### [REQUIREMENT]
Count the lines in the records below that contain the word "durchsuchen", and reply with only that number.

### [ITEMS]
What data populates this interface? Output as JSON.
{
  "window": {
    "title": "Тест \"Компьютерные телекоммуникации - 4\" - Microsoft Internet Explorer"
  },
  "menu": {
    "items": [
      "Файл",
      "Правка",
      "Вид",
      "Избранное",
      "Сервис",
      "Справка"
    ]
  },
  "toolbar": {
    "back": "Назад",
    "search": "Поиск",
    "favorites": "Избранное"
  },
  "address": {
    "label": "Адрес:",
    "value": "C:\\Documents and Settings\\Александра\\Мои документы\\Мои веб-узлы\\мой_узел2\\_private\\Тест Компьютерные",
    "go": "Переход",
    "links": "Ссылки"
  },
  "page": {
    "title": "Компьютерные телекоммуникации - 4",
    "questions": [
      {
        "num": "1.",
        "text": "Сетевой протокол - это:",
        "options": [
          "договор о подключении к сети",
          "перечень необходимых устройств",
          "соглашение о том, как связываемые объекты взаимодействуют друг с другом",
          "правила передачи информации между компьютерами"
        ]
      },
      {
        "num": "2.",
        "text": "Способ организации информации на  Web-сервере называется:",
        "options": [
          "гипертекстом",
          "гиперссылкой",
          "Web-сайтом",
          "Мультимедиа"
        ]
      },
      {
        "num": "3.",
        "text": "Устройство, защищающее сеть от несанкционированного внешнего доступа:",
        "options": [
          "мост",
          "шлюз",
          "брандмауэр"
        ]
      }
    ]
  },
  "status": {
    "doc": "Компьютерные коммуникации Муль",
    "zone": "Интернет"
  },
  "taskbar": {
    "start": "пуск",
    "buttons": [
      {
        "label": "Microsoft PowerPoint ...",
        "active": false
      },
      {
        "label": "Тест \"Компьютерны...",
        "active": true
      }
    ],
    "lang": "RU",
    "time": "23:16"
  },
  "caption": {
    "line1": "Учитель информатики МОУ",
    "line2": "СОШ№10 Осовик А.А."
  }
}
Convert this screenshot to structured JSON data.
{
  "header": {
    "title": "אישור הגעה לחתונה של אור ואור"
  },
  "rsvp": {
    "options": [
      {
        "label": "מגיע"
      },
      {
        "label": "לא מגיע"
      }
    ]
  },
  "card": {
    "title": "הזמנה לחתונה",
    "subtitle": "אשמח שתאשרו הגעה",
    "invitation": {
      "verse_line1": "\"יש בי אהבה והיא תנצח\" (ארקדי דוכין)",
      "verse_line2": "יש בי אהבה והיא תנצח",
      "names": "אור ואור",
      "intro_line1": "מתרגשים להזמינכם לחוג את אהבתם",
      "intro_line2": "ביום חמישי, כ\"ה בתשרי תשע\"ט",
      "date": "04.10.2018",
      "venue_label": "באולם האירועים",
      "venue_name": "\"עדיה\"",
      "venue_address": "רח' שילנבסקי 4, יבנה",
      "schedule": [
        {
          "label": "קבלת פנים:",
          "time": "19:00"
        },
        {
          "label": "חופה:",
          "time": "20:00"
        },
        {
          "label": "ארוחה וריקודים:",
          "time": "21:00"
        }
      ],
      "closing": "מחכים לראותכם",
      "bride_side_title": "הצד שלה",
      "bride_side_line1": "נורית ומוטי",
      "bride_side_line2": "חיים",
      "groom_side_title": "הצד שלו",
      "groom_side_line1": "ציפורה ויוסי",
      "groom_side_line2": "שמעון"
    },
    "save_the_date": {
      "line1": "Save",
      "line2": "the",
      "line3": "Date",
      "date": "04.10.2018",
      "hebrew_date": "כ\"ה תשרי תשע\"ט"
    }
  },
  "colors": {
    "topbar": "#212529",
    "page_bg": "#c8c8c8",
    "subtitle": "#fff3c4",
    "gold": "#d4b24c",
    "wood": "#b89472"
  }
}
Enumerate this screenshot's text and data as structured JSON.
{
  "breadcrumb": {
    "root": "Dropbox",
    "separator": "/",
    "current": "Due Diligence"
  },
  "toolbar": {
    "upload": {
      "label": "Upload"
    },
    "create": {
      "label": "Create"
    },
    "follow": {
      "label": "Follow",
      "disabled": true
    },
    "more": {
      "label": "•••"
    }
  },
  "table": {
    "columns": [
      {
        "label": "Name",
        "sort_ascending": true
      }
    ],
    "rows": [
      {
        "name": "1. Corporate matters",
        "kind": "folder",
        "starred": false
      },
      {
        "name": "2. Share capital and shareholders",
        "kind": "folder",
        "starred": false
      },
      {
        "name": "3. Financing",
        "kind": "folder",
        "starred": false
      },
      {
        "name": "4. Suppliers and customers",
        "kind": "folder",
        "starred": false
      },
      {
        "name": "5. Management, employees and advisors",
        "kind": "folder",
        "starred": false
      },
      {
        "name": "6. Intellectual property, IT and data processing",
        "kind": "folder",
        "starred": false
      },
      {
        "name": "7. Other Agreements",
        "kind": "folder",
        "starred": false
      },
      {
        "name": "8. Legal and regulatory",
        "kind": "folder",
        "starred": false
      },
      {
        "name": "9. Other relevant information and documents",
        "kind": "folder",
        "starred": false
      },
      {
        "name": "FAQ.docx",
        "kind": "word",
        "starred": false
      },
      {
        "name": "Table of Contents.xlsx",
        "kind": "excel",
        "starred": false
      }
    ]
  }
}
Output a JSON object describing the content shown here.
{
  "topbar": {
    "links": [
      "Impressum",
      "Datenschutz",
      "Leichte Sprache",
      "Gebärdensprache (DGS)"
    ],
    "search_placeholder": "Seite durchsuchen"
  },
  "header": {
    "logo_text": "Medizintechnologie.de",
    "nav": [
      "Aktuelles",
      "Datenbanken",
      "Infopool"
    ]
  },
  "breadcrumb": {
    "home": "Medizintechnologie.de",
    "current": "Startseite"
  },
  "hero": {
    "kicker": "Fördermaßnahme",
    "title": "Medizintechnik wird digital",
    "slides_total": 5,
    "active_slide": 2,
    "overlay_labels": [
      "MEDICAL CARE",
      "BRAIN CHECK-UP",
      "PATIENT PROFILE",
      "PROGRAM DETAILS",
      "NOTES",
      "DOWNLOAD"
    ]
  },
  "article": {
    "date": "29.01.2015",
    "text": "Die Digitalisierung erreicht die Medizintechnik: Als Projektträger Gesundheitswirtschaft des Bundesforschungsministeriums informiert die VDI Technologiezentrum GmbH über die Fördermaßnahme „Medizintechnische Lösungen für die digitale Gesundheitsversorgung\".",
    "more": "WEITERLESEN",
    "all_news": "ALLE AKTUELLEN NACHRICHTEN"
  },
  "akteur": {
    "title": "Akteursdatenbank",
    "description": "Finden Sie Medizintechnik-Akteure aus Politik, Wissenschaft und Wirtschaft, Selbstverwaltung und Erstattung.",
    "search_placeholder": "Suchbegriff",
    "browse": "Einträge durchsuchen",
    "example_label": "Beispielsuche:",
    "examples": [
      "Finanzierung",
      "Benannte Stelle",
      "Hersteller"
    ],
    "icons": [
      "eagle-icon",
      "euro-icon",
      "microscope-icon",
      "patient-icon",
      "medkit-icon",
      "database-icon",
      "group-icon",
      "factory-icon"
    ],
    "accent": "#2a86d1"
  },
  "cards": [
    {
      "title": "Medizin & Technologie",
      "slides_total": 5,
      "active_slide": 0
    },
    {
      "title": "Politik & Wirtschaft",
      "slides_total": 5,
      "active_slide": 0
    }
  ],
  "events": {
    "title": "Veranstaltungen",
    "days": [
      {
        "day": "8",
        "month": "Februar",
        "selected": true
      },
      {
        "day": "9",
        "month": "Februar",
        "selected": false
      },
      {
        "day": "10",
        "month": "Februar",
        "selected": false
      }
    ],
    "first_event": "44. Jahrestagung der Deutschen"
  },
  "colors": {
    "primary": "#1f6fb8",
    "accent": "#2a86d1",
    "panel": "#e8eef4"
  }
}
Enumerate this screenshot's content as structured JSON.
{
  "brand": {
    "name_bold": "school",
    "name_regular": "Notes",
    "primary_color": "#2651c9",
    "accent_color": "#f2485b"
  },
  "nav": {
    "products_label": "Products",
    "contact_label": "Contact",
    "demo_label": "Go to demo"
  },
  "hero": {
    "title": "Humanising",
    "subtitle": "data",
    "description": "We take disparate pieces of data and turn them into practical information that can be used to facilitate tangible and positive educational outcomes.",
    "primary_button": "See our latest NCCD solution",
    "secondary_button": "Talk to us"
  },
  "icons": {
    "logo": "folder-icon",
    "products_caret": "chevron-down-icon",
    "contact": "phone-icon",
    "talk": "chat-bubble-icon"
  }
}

### [EXERCISE OUTPUT]
2